(Do this): Write out the complete material exactly as it stands.

(Records supplied):
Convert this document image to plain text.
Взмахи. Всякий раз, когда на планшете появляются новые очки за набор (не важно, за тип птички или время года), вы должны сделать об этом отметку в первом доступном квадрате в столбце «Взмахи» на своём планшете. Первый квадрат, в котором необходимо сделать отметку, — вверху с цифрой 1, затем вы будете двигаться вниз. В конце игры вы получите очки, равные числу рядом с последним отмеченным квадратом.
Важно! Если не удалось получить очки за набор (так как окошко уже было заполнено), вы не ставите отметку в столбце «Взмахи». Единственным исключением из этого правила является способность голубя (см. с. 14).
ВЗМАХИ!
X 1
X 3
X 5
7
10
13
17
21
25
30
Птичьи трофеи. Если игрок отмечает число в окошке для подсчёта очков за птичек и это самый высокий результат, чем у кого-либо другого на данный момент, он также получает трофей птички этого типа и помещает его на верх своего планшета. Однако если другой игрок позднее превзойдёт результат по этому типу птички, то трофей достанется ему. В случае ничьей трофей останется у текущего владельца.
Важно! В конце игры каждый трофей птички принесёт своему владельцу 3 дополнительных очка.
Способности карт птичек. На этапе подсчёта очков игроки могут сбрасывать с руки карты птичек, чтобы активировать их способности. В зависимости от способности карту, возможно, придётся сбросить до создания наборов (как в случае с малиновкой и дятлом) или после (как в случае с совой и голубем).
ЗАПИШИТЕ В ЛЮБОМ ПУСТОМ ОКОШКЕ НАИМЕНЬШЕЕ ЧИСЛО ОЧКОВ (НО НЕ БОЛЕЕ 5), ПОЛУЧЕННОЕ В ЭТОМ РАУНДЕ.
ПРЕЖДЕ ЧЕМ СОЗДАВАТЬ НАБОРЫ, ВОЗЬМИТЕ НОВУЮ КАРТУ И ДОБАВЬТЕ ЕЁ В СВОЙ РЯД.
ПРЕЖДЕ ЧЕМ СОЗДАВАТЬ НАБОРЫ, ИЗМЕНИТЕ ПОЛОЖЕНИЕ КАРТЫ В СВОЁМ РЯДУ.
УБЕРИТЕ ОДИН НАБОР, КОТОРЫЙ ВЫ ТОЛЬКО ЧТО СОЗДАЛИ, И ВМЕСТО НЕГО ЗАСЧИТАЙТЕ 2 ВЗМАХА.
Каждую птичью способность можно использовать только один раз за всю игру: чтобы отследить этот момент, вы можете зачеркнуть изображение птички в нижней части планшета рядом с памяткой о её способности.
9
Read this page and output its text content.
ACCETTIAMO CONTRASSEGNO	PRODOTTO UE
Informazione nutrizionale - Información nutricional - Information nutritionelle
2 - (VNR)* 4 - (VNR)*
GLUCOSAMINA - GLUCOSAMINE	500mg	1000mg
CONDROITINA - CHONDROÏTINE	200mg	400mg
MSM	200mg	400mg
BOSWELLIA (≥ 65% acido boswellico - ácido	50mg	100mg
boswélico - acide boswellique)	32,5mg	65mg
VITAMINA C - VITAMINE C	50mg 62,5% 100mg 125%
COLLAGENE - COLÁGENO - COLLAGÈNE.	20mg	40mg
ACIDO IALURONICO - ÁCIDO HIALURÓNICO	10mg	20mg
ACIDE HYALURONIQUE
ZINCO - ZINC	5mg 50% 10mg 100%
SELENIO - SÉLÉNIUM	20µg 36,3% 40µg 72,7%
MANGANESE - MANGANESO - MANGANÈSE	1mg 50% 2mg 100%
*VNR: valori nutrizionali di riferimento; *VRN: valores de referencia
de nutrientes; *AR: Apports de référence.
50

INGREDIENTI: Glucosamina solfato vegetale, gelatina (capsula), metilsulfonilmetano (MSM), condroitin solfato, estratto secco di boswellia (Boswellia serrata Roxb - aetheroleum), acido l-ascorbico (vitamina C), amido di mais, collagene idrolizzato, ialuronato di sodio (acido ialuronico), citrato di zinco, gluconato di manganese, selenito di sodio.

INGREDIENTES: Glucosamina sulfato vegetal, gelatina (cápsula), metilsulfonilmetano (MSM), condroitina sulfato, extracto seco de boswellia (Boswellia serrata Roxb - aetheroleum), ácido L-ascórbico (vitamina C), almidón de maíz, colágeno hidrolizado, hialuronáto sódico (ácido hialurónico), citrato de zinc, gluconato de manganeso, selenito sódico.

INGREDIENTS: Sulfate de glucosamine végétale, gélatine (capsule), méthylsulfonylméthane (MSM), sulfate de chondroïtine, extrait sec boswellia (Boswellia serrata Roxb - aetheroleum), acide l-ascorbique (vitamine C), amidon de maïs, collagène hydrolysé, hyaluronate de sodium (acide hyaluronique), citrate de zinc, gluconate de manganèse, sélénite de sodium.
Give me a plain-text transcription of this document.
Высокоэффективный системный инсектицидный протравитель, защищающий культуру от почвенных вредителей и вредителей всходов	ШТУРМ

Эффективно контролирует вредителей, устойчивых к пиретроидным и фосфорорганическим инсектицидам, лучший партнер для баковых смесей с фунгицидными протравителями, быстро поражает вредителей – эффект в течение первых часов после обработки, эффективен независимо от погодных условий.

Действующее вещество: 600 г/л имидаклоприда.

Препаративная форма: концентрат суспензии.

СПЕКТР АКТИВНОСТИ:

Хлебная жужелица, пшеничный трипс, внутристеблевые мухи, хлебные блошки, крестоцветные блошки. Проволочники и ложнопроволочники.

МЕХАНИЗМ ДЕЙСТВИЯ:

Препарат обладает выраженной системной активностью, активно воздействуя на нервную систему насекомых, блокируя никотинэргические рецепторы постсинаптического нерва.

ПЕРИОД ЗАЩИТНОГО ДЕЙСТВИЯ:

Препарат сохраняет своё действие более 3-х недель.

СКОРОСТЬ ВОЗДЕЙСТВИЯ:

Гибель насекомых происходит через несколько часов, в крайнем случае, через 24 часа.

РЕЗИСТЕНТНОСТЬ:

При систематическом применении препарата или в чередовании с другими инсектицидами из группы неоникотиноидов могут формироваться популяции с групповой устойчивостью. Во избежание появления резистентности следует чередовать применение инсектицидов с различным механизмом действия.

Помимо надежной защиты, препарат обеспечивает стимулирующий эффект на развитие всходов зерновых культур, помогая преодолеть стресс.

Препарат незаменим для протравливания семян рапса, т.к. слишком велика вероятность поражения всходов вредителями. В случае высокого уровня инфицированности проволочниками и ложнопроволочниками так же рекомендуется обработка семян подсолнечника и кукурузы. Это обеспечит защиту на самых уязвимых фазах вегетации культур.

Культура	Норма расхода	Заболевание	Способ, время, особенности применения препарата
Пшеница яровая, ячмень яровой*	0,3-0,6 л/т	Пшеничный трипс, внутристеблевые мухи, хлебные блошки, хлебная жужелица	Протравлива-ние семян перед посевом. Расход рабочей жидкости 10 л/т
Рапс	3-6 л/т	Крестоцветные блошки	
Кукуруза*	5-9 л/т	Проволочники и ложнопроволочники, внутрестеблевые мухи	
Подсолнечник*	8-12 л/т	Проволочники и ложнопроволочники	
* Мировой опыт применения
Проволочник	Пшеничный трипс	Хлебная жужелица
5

(Complete output):
Convert this document image to plain text.
Взмахи. Всякий раз, когда на планшете появляются новые очки за набор (не важно, за тип птички или время года), вы должны сделать об этом отметку в первом доступном квадрате в столбце «Взмахи» на своём планшете. Первый квадрат, в котором необходимо сделать отметку, — вверху с цифрой 1, затем вы будете двигаться вниз. В конце игры вы получите очки, равные числу рядом с последним отмеченным квадратом.
Важно! Если не удалось получить очки за набор (так как окошко уже было заполнено), вы не ставите отметку в столбце «Взмахи». Единственным исключением из этого правила является способность голубя (см. с. 14).
ВЗМАХИ!
X 1
X 3
X 5
7
10
13
17
21
25
30
Птичьи трофеи. Если игрок отмечает число в окошке для подсчёта очков за птичек и это самый высокий результат, чем у кого-либо другого на данный момент, он также получает трофей птички этого типа и помещает его на верх своего планшета. Однако если другой игрок позднее превзойдёт результат по этому типу птички, то трофей достанется ему. В случае ничьей трофей останется у текущего владельца.
Важно! В конце игры каждый трофей птички принесёт своему владельцу 3 дополнительных очка.
Способности карт птичек. На этапе подсчёта очков игроки могут сбрасывать с руки карты птичек, чтобы активировать их способности. В зависимости от способности карту, возможно, придётся сбросить до создания наборов (как в случае с малиновкой и дятлом) или после (как в случае с совой и голубем).
ЗАПИШИТЕ В ЛЮБОМ ПУСТОМ ОКОШКЕ НАИМЕНЬШЕЕ ЧИСЛО ОЧКОВ (НО НЕ БОЛЕЕ 5), ПОЛУЧЕННОЕ В ЭТОМ РАУНДЕ.
ПРЕЖДЕ ЧЕМ СОЗДАВАТЬ НАБОРЫ, ВОЗЬМИТЕ НОВУЮ КАРТУ И ДОБАВЬТЕ ЕЁ В СВОЙ РЯД.
ПРЕЖДЕ ЧЕМ СОЗДАВАТЬ НАБОРЫ, ИЗМЕНИТЕ ПОЛОЖЕНИЕ КАРТЫ В СВОЁМ РЯДУ.
УБЕРИТЕ ОДИН НАБОР, КОТОРЫЙ ВЫ ТОЛЬКО ЧТО СОЗДАЛИ, И ВМЕСТО НЕГО ЗАСЧИТАЙТЕ 2 ВЗМАХА.
Каждую птичью способность можно использовать только один раз за всю игру: чтобы отследить этот момент, вы можете зачеркнуть изображение птички в нижней части планшета рядом с памяткой о её способности.
9
Read this page and output its text content.
ACCETTIAMO CONTRASSEGNO	PRODOTTO UE
Informazione nutrizionale - Información nutricional - Information nutritionelle
2 - (VNR)* 4 - (VNR)*
GLUCOSAMINA - GLUCOSAMINE	500mg	1000mg
CONDROITINA - CHONDROÏTINE	200mg	400mg
MSM	200mg	400mg
BOSWELLIA (≥ 65% acido boswellico - ácido	50mg	100mg
boswélico - acide boswellique)	32,5mg	65mg
VITAMINA C - VITAMINE C	50mg 62,5% 100mg 125%
COLLAGENE - COLÁGENO - COLLAGÈNE.	20mg	40mg
ACIDO IALURONICO - ÁCIDO HIALURÓNICO	10mg	20mg
ACIDE HYALURONIQUE
ZINCO - ZINC	5mg 50% 10mg 100%
SELENIO - SÉLÉNIUM	20µg 36,3% 40µg 72,7%
MANGANESE - MANGANESO - MANGANÈSE	1mg 50% 2mg 100%
*VNR: valori nutrizionali di riferimento; *VRN: valores de referencia
de nutrientes; *AR: Apports de référence.
50

INGREDIENTI: Glucosamina solfato vegetale, gelatina (capsula), metilsulfonilmetano (MSM), condroitin solfato, estratto secco di boswellia (Boswellia serrata Roxb - aetheroleum), acido l-ascorbico (vitamina C), amido di mais, collagene idrolizzato, ialuronato di sodio (acido ialuronico), citrato di zinco, gluconato di manganese, selenito di sodio.

INGREDIENTES: Glucosamina sulfato vegetal, gelatina (cápsula), metilsulfonilmetano (MSM), condroitina sulfato, extracto seco de boswellia (Boswellia serrata Roxb - aetheroleum), ácido L-ascórbico (vitamina C), almidón de maíz, colágeno hidrolizado, hialuronáto sódico (ácido hialurónico), citrato de zinc, gluconato de manganeso, selenito sódico.

INGREDIENTS: Sulfate de glucosamine végétale, gélatine (capsule), méthylsulfonylméthane (MSM), sulfate de chondroïtine, extrait sec boswellia (Boswellia serrata Roxb - aetheroleum), acide l-ascorbique (vitamine C), amidon de maïs, collagène hydrolysé, hyaluronate de sodium (acide hyaluronique), citrate de zinc, gluconate de manganèse, sélénite de sodium.
Give me a plain-text transcription of this document.
Высокоэффективный системный инсектицидный протравитель, защищающий культуру от почвенных вредителей и вредителей всходов	ШТУРМ

Эффективно контролирует вредителей, устойчивых к пиретроидным и фосфорорганическим инсектицидам, лучший партнер для баковых смесей с фунгицидными протравителями, быстро поражает вредителей – эффект в течение первых часов после обработки, эффективен независимо от погодных условий.

Действующее вещество: 600 г/л имидаклоприда.

Препаративная форма: концентрат суспензии.

СПЕКТР АКТИВНОСТИ:

Хлебная жужелица, пшеничный трипс, внутристеблевые мухи, хлебные блошки, крестоцветные блошки. Проволочники и ложнопроволочники.

МЕХАНИЗМ ДЕЙСТВИЯ:

Препарат обладает выраженной системной активностью, активно воздействуя на нервную систему насекомых, блокируя никотинэргические рецепторы постсинаптического нерва.

ПЕРИОД ЗАЩИТНОГО ДЕЙСТВИЯ:

Препарат сохраняет своё действие более 3-х недель.

СКОРОСТЬ ВОЗДЕЙСТВИЯ:

Гибель насекомых происходит через несколько часов, в крайнем случае, через 24 часа.

РЕЗИСТЕНТНОСТЬ:

При систематическом применении препарата или в чередовании с другими инсектицидами из группы неоникотиноидов могут формироваться популяции с групповой устойчивостью. Во избежание появления резистентности следует чередовать применение инсектицидов с различным механизмом действия.

Помимо надежной защиты, препарат обеспечивает стимулирующий эффект на развитие всходов зерновых культур, помогая преодолеть стресс.

Препарат незаменим для протравливания семян рапса, т.к. слишком велика вероятность поражения всходов вредителями. В случае высокого уровня инфицированности проволочниками и ложнопроволочниками так же рекомендуется обработка семян подсолнечника и кукурузы. Это обеспечит защиту на самых уязвимых фазах вегетации культур.

Культура	Норма расхода	Заболевание	Способ, время, особенности применения препарата
Пшеница яровая, ячмень яровой*	0,3-0,6 л/т	Пшеничный трипс, внутристеблевые мухи, хлебные блошки, хлебная жужелица	Протравлива-ние семян перед посевом. Расход рабочей жидкости 10 л/т
Рапс	3-6 л/т	Крестоцветные блошки	
Кукуруза*	5-9 л/т	Проволочники и ложнопроволочники, внутрестеблевые мухи	
Подсолнечник*	8-12 л/т	Проволочники и ложнопроволочники	
* Мировой опыт применения
Проволочник	Пшеничный трипс	Хлебная жужелица
5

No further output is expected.